Gather up the lines that contain "Challenges".

[Figure record listings]
###
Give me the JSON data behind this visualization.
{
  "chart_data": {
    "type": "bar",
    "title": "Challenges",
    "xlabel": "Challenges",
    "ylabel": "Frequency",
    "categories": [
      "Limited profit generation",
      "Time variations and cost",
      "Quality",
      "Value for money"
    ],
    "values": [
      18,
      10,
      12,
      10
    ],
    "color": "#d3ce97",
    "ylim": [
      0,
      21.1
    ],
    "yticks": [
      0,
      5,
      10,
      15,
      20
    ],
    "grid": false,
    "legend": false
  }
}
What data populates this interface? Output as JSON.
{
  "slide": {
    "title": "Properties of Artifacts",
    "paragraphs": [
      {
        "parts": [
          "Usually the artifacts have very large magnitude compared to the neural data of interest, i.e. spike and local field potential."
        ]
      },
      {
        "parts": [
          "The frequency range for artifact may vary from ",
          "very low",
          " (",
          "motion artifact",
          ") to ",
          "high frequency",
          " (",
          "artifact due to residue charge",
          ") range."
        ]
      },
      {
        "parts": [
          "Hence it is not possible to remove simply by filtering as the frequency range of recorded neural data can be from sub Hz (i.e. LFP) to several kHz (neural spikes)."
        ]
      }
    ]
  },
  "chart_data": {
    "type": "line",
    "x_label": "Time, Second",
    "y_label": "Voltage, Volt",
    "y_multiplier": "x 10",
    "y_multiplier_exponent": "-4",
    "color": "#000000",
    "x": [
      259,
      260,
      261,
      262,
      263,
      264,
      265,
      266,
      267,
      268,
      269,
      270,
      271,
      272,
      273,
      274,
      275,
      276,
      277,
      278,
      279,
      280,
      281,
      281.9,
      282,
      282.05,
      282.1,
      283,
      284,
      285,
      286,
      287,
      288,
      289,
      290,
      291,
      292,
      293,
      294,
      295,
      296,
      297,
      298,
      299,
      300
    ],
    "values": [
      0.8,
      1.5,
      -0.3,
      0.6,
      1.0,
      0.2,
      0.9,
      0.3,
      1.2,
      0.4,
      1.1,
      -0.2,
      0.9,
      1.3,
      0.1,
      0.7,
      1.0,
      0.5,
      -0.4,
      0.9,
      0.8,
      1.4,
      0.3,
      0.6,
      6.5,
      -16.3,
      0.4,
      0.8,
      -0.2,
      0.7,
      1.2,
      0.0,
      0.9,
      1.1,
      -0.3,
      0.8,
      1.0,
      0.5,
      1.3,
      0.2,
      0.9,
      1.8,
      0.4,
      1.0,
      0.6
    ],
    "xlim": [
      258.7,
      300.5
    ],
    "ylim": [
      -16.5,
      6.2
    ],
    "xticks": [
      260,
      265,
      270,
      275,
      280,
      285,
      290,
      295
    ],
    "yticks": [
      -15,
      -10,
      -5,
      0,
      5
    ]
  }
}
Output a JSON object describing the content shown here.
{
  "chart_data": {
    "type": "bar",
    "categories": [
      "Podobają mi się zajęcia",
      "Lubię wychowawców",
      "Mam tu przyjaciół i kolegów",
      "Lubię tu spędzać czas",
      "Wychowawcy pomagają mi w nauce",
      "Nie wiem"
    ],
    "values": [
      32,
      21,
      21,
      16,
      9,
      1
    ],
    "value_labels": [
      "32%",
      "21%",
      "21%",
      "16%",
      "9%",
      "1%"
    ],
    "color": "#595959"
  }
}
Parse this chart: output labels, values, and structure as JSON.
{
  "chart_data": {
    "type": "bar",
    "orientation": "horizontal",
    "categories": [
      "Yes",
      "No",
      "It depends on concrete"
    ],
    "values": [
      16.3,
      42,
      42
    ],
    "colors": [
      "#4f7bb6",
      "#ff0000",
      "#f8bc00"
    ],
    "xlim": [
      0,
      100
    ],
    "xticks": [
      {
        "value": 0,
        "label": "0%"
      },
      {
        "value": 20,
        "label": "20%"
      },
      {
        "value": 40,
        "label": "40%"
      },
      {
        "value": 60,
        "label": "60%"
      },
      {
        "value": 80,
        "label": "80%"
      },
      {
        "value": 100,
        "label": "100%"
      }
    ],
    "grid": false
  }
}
###
Output for this task ▸
    "title": "Challenges",
    "xlabel": "Challenges",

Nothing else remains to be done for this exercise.